Dataset entries
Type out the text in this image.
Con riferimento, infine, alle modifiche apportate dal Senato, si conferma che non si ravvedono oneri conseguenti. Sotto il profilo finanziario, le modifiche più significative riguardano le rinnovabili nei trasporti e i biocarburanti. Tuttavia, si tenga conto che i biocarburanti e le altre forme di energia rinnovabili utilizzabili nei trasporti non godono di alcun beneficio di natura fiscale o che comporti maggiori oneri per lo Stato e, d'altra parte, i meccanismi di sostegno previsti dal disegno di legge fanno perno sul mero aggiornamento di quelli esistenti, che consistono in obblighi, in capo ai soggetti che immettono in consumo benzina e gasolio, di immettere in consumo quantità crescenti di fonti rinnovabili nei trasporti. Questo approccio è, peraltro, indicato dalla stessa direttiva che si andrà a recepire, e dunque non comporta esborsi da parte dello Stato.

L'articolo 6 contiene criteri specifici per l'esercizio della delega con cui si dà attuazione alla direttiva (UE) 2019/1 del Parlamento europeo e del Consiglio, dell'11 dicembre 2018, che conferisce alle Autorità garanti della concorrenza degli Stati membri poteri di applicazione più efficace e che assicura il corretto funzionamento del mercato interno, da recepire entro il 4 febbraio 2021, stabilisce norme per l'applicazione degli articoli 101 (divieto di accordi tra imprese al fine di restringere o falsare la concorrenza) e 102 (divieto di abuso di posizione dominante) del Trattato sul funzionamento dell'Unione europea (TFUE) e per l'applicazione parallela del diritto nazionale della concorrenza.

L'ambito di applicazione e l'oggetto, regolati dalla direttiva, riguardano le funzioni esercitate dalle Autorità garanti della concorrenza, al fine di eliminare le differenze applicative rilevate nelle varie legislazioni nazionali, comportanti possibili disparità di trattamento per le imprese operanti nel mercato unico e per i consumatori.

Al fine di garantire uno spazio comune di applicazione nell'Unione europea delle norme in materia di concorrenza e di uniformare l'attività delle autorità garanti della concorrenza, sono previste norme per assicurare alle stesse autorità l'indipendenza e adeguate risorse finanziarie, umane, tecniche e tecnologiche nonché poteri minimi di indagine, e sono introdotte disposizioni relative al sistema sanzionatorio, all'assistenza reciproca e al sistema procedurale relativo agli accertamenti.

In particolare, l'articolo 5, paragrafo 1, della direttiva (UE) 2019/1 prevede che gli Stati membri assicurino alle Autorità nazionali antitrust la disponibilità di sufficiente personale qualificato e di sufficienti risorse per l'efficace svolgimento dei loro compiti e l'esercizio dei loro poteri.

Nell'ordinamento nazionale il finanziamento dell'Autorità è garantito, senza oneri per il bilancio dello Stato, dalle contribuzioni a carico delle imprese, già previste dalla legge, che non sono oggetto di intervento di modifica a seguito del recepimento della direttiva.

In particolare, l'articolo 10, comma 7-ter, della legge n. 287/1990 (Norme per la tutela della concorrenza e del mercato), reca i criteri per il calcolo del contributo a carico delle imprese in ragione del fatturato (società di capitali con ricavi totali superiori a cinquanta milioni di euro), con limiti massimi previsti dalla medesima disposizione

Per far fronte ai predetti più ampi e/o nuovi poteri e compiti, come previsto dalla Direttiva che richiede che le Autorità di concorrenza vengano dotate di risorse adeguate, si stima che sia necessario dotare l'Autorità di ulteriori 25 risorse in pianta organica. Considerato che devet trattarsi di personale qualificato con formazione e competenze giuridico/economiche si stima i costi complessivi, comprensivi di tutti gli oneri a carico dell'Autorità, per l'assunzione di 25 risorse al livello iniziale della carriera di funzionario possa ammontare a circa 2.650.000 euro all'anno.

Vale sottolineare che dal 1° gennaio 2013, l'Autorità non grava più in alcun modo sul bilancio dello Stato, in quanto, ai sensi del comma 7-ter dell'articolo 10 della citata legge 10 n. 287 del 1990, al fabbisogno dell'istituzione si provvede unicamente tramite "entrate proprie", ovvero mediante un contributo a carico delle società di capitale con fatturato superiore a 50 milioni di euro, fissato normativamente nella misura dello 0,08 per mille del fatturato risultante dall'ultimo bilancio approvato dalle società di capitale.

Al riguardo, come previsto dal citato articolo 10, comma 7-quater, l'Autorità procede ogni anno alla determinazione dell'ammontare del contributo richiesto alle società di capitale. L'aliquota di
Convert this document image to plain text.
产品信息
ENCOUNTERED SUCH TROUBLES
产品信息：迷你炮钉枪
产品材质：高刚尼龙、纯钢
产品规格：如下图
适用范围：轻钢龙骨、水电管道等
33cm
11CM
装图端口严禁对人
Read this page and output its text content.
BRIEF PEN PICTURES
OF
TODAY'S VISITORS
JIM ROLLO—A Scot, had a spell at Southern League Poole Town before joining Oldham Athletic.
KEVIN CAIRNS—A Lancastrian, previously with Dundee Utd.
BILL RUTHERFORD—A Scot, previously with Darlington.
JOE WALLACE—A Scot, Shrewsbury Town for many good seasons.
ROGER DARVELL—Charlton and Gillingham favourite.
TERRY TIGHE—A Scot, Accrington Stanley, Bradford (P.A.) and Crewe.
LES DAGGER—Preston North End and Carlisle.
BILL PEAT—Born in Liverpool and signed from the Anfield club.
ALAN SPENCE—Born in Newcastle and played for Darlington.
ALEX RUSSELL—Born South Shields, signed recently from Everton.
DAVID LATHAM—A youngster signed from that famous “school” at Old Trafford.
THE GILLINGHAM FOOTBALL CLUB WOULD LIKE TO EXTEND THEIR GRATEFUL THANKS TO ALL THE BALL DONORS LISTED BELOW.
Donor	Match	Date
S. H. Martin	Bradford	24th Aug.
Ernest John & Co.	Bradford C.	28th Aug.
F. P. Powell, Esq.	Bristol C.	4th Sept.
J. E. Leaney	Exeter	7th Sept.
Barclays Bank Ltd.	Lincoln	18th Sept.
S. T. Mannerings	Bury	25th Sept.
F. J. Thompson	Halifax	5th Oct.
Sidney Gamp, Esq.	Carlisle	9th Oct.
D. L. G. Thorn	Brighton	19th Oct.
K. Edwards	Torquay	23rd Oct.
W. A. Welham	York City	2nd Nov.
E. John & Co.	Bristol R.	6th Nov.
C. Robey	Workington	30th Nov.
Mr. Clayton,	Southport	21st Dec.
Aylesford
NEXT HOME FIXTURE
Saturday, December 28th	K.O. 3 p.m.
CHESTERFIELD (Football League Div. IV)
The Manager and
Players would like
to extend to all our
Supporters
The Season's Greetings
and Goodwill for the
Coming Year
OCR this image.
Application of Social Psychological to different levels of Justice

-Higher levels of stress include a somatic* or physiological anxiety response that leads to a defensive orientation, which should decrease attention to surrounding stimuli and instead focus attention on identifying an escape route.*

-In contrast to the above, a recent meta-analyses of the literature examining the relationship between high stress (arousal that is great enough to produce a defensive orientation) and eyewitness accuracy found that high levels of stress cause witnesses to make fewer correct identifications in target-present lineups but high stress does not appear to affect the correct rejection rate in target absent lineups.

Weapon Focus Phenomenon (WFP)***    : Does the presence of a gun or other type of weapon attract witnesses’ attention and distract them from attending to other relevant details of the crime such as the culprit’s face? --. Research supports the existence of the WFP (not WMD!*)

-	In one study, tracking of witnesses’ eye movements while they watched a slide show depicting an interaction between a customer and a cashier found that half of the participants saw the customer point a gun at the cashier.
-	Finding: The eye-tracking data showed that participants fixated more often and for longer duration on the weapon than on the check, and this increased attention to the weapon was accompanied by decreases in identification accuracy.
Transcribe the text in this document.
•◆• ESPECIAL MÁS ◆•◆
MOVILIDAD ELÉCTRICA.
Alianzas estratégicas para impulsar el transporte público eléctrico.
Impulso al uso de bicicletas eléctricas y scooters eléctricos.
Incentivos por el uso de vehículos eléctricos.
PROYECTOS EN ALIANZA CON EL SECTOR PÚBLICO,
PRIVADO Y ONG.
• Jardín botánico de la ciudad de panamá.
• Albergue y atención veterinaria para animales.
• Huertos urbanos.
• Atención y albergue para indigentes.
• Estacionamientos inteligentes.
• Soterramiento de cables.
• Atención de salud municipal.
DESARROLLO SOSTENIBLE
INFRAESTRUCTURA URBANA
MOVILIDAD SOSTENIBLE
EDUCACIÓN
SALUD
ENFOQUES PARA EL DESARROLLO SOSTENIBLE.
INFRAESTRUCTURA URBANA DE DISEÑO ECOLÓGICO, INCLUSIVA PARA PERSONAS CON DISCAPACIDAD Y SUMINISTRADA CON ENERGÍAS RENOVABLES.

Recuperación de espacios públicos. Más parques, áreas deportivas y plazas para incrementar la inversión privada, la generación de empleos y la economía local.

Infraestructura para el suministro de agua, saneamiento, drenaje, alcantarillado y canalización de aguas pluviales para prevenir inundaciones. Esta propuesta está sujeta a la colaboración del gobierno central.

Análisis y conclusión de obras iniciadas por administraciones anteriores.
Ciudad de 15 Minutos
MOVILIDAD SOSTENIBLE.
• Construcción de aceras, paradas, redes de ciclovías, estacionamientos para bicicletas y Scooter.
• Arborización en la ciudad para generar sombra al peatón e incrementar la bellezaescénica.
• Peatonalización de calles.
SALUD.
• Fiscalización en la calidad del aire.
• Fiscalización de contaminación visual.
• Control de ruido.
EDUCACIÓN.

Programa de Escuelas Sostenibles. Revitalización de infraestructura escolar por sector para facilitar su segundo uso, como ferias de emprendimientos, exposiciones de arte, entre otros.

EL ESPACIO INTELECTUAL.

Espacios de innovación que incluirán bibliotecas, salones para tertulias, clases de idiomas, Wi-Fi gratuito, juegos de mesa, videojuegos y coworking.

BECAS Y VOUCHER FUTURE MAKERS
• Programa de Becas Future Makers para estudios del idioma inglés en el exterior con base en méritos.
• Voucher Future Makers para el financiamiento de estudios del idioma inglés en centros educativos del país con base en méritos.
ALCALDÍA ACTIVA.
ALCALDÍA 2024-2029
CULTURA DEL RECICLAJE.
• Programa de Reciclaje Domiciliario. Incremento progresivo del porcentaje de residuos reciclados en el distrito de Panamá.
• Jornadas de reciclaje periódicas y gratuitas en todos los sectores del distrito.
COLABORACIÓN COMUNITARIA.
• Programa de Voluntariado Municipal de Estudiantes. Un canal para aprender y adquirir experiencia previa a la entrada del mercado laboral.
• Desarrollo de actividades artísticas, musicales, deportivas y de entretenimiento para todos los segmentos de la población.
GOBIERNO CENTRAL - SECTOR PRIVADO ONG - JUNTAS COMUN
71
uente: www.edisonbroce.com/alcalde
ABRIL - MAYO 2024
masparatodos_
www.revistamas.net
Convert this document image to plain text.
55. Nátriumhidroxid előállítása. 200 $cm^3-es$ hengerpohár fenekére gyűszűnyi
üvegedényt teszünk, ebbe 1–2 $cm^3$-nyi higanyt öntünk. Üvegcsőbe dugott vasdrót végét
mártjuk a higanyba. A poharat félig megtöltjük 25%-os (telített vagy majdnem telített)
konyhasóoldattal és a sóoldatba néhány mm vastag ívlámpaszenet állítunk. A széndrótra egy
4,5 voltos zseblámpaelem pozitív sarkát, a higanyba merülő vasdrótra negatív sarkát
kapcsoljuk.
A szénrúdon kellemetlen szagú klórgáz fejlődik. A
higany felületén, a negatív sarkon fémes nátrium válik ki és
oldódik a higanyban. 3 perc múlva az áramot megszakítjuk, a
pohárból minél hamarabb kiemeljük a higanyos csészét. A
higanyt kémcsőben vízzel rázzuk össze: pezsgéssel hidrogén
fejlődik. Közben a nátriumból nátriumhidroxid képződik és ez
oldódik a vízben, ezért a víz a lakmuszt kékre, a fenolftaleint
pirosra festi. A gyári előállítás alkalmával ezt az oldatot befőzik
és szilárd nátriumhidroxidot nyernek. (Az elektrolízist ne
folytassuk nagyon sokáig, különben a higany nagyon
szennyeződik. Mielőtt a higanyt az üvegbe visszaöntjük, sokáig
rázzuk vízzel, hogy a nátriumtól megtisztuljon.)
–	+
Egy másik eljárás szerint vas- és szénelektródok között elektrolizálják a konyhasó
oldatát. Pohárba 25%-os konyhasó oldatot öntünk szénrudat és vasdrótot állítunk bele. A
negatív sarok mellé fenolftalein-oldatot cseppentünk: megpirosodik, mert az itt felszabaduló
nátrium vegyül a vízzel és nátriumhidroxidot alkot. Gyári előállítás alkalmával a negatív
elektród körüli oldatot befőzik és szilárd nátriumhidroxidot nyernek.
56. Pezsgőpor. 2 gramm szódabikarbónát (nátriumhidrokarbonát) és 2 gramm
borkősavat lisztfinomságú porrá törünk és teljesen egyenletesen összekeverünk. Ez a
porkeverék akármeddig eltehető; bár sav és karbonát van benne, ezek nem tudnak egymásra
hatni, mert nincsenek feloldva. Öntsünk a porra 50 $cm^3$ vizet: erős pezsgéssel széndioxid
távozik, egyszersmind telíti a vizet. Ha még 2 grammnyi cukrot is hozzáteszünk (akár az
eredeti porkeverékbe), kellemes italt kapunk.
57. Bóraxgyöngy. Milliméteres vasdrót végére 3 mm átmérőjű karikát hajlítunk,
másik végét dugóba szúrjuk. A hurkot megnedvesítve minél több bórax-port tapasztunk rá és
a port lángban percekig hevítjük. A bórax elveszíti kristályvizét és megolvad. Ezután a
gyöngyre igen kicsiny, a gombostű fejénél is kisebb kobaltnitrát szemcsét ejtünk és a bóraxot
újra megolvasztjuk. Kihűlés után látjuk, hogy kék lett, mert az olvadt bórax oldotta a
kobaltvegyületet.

#### Exercise goal
In the records above, how many lines contain the word "previsto"? Give the number alone.

#### Task result
2